*WRITTEN EXERCISE:* Collect each line holding the string "Voltage".

(Stored data)
━━━━━━━━━━
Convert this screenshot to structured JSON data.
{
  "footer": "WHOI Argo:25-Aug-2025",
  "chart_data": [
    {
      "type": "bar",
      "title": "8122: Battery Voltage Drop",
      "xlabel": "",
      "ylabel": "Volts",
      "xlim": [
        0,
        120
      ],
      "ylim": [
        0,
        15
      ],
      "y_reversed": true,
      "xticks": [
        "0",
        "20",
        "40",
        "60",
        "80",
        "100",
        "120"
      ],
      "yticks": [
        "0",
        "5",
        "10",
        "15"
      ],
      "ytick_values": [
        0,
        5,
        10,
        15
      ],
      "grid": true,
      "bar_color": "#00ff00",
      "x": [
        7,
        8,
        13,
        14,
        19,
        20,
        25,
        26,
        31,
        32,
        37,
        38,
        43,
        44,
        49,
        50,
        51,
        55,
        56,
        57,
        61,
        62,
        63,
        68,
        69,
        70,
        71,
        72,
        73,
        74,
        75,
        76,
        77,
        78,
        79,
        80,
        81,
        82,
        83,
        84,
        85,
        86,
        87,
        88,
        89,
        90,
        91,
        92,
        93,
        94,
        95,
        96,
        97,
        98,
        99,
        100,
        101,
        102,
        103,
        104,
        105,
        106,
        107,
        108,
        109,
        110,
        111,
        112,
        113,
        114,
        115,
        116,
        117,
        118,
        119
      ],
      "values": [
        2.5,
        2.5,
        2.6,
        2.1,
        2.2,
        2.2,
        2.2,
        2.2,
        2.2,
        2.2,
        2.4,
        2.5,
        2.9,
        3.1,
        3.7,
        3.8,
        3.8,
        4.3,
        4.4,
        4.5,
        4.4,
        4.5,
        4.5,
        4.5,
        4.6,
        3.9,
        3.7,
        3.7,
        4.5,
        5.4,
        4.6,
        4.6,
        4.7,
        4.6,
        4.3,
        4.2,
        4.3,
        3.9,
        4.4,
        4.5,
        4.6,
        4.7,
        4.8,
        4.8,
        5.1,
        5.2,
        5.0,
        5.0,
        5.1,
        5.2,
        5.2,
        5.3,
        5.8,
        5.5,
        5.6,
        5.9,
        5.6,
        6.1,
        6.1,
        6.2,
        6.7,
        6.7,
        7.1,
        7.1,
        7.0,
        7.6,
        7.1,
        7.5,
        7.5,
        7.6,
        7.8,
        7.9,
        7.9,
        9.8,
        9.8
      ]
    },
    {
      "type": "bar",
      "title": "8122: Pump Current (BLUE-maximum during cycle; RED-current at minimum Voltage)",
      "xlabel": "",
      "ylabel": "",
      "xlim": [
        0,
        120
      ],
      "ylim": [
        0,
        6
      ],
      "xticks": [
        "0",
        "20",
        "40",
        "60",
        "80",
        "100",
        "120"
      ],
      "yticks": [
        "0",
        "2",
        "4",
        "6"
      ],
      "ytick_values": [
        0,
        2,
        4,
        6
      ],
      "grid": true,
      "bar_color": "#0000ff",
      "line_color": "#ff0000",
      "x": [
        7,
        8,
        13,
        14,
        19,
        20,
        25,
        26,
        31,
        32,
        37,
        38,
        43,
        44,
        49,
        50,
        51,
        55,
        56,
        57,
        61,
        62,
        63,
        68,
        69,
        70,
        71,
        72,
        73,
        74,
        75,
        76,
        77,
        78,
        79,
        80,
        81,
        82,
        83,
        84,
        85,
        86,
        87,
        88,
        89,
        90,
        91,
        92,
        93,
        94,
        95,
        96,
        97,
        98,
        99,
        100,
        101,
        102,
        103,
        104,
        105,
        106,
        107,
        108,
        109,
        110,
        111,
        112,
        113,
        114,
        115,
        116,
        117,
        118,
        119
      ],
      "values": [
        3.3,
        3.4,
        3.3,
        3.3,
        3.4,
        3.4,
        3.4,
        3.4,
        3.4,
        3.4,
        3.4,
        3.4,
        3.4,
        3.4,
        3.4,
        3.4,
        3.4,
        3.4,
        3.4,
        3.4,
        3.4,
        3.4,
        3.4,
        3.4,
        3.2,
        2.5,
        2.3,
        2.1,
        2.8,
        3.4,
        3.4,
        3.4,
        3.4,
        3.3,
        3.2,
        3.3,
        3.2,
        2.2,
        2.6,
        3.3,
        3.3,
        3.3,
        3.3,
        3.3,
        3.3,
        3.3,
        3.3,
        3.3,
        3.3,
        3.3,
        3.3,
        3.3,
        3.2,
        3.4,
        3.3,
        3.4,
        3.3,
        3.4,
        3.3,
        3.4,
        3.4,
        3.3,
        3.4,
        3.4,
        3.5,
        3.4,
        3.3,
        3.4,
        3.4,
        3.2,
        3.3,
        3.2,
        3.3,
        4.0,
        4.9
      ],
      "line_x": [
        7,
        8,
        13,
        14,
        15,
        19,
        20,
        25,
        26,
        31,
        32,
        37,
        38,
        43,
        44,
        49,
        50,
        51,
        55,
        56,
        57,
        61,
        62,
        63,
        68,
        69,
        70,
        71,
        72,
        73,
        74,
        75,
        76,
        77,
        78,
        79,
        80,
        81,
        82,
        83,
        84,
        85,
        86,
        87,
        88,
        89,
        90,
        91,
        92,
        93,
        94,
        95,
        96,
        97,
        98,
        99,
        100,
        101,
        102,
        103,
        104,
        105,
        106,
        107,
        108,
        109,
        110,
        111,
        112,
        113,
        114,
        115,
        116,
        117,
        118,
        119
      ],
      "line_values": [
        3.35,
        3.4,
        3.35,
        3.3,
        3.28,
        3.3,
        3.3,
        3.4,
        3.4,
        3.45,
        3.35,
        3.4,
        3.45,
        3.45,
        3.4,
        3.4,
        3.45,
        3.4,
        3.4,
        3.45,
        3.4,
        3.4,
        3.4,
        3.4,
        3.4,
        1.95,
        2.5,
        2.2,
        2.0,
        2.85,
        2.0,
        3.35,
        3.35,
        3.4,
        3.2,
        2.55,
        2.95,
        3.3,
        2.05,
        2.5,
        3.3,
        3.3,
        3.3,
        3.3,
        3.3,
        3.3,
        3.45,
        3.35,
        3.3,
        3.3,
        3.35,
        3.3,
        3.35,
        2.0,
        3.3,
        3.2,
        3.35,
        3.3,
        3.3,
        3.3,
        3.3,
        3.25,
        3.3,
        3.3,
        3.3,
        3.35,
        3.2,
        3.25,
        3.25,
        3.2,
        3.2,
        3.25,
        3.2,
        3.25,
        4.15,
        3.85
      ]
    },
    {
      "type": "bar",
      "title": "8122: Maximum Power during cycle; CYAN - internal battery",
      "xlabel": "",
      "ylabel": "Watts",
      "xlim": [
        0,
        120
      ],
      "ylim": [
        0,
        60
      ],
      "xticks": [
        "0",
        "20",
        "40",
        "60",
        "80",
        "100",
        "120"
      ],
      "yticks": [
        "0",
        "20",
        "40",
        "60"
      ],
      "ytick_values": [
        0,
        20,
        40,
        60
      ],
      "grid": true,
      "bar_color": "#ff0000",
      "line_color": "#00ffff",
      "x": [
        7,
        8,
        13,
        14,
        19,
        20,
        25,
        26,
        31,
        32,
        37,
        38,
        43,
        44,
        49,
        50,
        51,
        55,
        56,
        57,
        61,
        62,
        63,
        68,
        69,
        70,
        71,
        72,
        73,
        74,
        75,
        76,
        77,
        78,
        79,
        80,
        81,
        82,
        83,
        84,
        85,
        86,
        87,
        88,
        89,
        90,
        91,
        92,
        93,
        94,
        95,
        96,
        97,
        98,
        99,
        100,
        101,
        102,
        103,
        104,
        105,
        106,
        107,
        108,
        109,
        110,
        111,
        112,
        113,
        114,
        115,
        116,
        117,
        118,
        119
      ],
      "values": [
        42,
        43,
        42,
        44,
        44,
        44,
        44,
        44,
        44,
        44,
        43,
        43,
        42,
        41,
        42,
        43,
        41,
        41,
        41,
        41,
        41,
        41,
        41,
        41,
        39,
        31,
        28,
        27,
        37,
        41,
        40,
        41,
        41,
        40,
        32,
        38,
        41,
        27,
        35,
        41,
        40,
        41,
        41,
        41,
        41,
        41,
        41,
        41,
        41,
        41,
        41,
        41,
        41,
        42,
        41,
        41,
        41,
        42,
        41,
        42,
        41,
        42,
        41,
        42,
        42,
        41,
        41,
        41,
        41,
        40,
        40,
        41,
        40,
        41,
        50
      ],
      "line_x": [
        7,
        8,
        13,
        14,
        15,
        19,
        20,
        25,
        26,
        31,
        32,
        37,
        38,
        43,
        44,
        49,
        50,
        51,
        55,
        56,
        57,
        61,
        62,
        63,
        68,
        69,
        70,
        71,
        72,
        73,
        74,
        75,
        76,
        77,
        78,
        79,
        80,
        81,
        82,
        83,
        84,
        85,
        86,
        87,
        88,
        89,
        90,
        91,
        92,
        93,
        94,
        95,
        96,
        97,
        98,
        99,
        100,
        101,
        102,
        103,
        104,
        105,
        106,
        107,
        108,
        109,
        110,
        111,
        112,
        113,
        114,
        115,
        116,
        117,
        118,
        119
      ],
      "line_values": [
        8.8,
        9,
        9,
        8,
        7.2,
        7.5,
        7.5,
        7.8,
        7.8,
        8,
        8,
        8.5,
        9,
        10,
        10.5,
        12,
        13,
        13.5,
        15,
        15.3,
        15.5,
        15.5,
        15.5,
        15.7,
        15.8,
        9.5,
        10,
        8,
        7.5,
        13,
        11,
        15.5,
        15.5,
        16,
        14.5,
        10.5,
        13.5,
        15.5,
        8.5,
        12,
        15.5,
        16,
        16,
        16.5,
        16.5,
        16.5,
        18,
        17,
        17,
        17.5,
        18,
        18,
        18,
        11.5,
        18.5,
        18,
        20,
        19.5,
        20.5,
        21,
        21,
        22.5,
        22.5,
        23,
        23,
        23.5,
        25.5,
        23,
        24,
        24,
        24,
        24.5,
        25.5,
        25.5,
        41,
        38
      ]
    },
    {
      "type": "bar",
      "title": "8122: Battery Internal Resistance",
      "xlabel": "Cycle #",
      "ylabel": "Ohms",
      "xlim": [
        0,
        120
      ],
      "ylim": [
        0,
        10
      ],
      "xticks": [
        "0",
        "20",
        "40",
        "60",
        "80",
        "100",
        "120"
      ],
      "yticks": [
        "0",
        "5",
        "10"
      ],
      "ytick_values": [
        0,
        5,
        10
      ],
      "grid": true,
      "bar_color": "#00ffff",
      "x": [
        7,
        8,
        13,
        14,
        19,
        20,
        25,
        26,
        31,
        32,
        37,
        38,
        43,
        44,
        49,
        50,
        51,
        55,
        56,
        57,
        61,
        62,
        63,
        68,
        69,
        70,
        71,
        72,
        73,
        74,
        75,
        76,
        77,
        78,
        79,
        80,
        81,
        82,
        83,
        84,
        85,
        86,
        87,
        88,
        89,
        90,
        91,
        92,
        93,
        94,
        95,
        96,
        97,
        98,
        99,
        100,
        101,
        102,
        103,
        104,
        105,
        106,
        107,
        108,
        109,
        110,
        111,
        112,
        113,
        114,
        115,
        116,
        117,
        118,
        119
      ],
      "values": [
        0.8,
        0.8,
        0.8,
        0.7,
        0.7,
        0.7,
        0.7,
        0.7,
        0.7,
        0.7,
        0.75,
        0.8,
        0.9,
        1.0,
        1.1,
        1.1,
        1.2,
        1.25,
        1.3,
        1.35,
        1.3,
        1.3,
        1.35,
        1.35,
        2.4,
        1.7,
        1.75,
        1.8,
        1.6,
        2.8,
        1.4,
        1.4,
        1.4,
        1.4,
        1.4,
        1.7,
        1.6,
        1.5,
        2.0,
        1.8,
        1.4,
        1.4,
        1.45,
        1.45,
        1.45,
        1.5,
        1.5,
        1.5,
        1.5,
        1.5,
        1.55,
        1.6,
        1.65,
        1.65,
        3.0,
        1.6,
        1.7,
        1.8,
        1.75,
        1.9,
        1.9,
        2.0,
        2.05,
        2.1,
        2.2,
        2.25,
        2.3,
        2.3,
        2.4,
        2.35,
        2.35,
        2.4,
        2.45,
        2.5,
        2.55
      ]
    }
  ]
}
━━━━━━━━━━
*RESULT BELOW:*
      "title": "8122: Battery Voltage Drop",
      "title": "8122: Pump Current (BLUE-maximum during cycle; RED-current at minimum Voltage)",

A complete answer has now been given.